→ **What you will do**
Lines before the one containing "Transcribe this image's" are excluded; reproduce that line and all lines after it in the entries below, exactly.

□ □ □ □ □ □ □

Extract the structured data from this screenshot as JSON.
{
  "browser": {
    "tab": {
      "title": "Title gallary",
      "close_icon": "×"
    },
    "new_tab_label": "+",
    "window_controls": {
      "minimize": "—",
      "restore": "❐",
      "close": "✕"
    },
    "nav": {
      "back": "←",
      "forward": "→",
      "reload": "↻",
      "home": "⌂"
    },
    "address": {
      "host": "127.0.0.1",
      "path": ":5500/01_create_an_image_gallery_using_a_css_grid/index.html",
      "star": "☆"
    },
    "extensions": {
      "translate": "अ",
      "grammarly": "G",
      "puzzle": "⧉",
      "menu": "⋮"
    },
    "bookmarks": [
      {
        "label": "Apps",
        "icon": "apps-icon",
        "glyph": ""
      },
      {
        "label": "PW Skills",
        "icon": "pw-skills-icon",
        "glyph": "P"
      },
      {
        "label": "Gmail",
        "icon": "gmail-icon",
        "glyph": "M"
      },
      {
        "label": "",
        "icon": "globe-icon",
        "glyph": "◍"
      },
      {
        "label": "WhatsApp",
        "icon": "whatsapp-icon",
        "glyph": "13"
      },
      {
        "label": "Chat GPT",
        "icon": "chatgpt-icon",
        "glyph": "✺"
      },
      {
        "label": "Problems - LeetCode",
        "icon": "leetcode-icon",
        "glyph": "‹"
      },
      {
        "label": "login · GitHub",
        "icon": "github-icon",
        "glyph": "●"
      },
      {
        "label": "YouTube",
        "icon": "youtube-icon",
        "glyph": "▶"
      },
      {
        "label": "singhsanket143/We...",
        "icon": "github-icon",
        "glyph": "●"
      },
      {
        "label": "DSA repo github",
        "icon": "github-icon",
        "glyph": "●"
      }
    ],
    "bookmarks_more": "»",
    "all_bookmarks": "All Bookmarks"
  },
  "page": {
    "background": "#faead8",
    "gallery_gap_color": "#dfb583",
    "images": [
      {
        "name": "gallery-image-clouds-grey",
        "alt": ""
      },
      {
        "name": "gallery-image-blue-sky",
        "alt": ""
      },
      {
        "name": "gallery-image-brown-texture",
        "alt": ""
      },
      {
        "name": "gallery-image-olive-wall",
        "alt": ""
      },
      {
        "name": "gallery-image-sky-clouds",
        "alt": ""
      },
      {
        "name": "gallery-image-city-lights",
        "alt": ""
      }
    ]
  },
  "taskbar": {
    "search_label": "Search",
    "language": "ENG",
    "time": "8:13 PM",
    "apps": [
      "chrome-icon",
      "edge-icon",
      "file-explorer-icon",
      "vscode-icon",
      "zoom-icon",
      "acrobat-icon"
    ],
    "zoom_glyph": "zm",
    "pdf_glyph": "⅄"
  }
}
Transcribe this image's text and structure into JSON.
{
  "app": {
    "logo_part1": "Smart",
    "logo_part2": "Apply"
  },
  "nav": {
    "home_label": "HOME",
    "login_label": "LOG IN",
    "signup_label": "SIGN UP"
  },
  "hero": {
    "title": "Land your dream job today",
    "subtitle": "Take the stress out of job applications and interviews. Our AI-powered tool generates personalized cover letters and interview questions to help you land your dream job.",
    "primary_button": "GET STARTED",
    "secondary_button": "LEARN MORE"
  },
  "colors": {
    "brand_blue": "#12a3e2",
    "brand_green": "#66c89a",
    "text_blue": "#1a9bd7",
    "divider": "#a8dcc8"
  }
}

□ □ □ □ □ □ □

→ **Written response**
Transcribe this image's text and structure into JSON.
{
  "app": {
    "logo_part1": "Smart",
    "logo_part2": "Apply"
  },
  "nav": {
    "home_label": "HOME",
    "login_label": "LOG IN",
    "signup_label": "SIGN UP"
  },
  "hero": {
    "title": "Land your dream job today",
    "subtitle": "Take the stress out of job applications and interviews. Our AI-powered tool generates personalized cover letters and interview questions to help you land your dream job.",
    "primary_button": "GET STARTED",
    "secondary_button": "LEARN MORE"
  },
  "colors": {
    "brand_blue": "#12a3e2",
    "brand_green": "#66c89a",
    "text_blue": "#1a9bd7",
    "divider": "#a8dcc8"
  }
}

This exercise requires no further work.